What follows is a set of entries. Give them again exactly, without the pictures.

Collected data entries
--*--
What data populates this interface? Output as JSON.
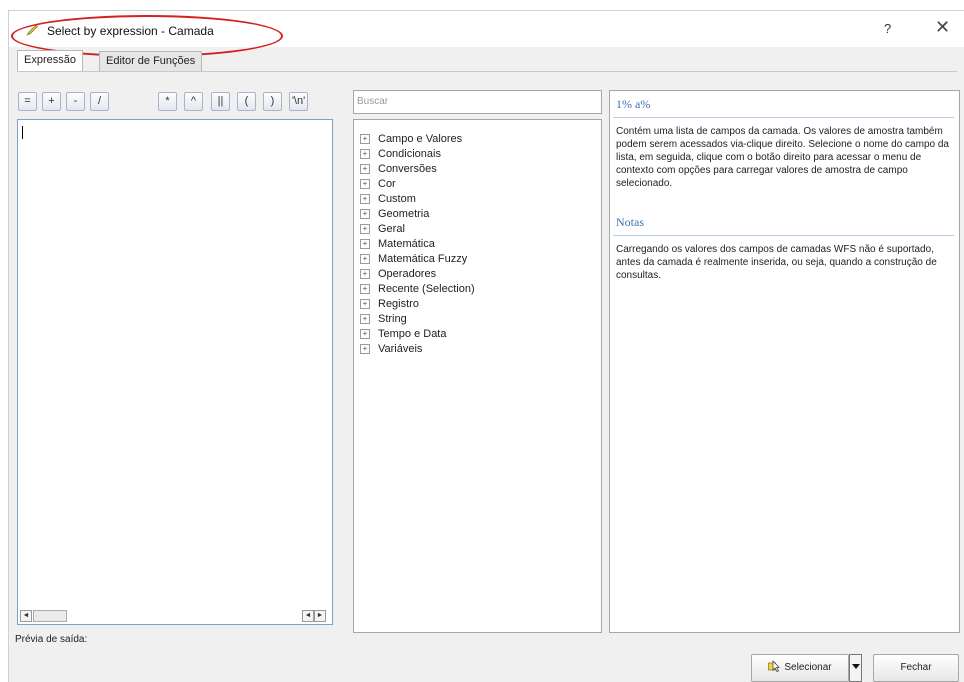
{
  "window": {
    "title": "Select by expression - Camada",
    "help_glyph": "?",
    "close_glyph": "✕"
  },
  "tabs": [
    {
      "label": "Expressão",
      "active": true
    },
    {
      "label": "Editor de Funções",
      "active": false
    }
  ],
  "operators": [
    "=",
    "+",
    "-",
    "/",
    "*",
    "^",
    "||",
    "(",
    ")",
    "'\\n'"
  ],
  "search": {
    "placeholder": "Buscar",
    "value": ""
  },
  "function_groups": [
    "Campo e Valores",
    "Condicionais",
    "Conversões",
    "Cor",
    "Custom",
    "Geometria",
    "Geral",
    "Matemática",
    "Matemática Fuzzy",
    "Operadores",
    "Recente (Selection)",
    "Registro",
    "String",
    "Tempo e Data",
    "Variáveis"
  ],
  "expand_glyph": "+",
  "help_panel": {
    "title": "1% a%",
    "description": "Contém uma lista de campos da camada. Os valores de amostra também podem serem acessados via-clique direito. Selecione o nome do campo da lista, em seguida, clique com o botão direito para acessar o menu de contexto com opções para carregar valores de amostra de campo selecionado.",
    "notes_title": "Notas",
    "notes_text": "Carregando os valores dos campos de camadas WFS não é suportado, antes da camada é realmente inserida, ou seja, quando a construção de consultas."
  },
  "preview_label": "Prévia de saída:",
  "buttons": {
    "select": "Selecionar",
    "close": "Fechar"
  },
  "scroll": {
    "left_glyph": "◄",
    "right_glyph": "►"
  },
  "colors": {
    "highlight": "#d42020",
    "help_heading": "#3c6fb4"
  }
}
--*--
ANSWER TO THIS PROBLEM:
What data populates this interface? Output as JSON.
{
  "window": {
    "title": "Select by expression - Camada",
    "help_glyph": "?",
    "close_glyph": "✕"
  },
  "tabs": [
    {
      "label": "Expressão",
      "active": true
    },
    {
      "label": "Editor de Funções",
      "active": false
    }
  ],
  "operators": [
    "=",
    "+",
    "-",
    "/",
    "*",
    "^",
    "||",
    "(",
    ")",
    "'\\n'"
  ],
  "search": {
    "placeholder": "Buscar",
    "value": ""
  },
  "function_groups": [
    "Campo e Valores",
    "Condicionais",
    "Conversões",
    "Cor",
    "Custom",
    "Geometria",
    "Geral",
    "Matemática",
    "Matemática Fuzzy",
    "Operadores",
    "Recente (Selection)",
    "Registro",
    "String",
    "Tempo e Data",
    "Variáveis"
  ],
  "expand_glyph": "+",
  "help_panel": {
    "title": "1% a%",
    "description": "Contém uma lista de campos da camada. Os valores de amostra também podem serem acessados via-clique direito. Selecione o nome do campo da lista, em seguida, clique com o botão direito para acessar o menu de contexto com opções para carregar valores de amostra de campo selecionado.",
    "notes_title": "Notas",
    "notes_text": "Carregando os valores dos campos de camadas WFS não é suportado, antes da camada é realmente inserida, ou seja, quando a construção de consultas."
  },
  "preview_label": "Prévia de saída:",
  "buttons": {
    "select": "Selecionar",
    "close": "Fechar"
  },
  "scroll": {
    "left_glyph": "◄",
    "right_glyph": "►"
  },
  "colors": {
    "highlight": "#d42020",
    "help_heading": "#3c6fb4"
  }
}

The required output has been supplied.